Go through each line of the records below and count those with the word "컨트랙트". Give only the count.

__________________________________________________

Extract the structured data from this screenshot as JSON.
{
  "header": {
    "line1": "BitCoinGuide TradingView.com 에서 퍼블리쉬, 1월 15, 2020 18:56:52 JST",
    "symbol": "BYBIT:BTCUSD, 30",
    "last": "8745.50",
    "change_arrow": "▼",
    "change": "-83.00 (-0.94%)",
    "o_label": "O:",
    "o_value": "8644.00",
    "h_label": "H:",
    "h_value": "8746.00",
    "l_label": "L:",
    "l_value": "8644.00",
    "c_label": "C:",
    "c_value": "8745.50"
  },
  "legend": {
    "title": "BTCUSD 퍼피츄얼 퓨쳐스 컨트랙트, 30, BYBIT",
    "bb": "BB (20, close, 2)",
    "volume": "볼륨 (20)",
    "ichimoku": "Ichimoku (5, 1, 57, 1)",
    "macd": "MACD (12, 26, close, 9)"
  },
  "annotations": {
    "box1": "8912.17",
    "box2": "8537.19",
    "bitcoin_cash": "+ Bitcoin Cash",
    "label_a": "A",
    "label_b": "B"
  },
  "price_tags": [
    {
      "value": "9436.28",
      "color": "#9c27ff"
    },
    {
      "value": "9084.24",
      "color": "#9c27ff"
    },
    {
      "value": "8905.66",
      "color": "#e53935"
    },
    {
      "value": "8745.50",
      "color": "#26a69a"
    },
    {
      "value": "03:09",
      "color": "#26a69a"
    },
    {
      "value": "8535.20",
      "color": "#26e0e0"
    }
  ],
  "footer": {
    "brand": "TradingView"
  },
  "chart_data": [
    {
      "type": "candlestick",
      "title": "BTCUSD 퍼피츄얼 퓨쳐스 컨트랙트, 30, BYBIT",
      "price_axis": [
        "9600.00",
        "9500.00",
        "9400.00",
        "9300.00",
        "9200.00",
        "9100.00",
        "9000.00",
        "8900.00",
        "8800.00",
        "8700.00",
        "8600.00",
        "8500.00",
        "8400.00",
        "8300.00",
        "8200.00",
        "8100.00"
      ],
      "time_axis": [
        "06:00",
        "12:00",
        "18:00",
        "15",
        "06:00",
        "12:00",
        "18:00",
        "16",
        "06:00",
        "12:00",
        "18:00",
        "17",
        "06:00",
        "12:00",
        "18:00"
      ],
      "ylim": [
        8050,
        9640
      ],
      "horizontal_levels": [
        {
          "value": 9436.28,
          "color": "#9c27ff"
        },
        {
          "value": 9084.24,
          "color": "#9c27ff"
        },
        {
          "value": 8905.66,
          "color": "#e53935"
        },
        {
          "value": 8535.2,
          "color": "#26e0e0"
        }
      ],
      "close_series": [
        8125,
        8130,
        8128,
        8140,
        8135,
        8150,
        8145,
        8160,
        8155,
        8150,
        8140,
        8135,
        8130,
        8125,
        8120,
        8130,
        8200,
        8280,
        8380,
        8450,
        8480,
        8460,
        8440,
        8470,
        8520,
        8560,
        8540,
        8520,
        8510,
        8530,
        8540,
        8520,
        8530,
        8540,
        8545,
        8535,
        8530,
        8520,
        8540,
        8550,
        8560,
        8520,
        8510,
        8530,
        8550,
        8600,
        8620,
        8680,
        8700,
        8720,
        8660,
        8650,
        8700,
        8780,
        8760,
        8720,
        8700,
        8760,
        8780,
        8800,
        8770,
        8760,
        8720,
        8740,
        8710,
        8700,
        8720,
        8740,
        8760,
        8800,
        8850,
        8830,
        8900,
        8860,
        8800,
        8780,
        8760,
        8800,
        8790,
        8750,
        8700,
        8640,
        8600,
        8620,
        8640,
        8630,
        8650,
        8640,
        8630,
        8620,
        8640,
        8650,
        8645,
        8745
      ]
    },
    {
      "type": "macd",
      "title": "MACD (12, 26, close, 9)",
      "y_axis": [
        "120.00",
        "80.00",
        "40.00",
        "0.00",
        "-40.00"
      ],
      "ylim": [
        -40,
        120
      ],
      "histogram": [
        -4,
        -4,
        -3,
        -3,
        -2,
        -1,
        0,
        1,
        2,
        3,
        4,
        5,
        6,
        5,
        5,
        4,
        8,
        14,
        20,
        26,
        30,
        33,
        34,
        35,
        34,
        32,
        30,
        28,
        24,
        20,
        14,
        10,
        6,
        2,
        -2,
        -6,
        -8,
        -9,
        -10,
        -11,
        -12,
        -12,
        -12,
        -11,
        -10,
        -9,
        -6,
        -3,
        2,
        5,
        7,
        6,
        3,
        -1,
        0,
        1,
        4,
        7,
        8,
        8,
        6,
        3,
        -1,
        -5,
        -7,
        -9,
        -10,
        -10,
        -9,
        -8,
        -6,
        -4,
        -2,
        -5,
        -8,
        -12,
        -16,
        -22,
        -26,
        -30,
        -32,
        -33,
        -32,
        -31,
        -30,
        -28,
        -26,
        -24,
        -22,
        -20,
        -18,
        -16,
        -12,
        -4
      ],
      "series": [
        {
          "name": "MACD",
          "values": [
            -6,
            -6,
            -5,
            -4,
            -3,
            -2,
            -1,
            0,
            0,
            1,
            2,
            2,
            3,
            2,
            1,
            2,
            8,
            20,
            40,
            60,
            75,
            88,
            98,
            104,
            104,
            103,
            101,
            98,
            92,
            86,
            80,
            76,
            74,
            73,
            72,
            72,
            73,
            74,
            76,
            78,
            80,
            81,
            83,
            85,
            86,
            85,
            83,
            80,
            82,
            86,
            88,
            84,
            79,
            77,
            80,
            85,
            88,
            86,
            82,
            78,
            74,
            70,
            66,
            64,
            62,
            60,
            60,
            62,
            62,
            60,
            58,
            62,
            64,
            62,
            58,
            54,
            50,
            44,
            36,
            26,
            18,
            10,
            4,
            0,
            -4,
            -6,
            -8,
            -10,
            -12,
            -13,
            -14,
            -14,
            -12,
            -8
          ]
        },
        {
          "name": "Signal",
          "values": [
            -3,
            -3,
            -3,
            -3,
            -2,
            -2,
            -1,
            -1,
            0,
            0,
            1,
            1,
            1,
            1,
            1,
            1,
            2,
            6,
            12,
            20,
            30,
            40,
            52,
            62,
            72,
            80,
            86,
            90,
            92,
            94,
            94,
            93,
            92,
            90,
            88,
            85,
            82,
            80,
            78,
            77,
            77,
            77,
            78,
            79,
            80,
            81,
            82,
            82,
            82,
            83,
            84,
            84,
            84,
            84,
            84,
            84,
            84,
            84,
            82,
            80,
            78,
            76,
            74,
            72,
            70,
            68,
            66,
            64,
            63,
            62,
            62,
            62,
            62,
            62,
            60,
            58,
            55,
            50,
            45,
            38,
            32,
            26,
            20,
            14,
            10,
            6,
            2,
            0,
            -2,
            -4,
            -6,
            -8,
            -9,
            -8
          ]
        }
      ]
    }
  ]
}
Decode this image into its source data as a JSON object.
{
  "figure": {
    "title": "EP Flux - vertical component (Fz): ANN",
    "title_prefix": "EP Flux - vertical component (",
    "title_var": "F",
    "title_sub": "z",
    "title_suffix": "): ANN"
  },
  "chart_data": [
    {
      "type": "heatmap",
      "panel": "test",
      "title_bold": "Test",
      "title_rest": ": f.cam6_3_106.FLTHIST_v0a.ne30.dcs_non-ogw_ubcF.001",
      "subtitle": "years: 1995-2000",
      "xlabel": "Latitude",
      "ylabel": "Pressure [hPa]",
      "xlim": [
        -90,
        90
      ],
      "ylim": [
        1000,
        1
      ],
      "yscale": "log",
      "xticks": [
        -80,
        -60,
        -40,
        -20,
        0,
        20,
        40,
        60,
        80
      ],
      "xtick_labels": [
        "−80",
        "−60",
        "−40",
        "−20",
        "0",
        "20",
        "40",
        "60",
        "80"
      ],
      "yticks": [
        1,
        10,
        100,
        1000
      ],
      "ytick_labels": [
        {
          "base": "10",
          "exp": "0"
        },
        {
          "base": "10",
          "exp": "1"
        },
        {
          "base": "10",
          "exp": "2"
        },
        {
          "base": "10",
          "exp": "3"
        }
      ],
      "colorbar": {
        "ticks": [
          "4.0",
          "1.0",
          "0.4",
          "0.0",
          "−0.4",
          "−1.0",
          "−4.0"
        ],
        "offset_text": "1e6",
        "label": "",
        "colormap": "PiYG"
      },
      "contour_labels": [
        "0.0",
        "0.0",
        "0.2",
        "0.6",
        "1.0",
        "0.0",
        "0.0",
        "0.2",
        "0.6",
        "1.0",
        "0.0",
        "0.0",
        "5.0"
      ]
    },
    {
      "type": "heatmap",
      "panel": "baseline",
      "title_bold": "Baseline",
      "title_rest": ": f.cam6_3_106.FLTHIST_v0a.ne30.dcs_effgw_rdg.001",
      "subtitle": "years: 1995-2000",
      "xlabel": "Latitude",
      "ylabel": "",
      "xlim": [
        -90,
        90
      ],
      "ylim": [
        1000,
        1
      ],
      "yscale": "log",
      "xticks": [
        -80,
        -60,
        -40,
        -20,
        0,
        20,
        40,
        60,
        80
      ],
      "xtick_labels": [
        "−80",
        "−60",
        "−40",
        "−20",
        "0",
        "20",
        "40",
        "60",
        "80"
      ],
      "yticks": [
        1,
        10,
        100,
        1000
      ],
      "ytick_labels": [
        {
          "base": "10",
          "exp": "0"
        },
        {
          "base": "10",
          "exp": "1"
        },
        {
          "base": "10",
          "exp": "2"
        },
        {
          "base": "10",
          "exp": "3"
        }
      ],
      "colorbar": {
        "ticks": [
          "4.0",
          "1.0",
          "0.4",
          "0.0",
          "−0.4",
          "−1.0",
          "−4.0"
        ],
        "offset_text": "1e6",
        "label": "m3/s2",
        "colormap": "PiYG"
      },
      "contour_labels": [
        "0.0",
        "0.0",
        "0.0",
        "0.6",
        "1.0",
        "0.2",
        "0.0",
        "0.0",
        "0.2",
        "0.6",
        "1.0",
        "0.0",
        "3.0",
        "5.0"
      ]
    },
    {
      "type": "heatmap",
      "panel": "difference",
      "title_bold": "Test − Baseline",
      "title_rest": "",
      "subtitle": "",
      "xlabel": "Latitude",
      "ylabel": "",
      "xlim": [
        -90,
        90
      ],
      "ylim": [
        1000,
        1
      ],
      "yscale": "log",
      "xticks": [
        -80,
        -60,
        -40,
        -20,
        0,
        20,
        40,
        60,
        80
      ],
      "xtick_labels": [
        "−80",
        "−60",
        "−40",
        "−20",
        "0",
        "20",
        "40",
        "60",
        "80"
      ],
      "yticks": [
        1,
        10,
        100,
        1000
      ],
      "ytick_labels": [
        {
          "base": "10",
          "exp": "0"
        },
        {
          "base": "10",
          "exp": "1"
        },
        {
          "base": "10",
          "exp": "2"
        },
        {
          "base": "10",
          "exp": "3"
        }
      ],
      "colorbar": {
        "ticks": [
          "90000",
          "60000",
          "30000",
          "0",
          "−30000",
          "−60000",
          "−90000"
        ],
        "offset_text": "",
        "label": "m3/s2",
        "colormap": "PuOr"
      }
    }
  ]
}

__________________________________________________

-- OUTPUT FOR THIS TASK --
2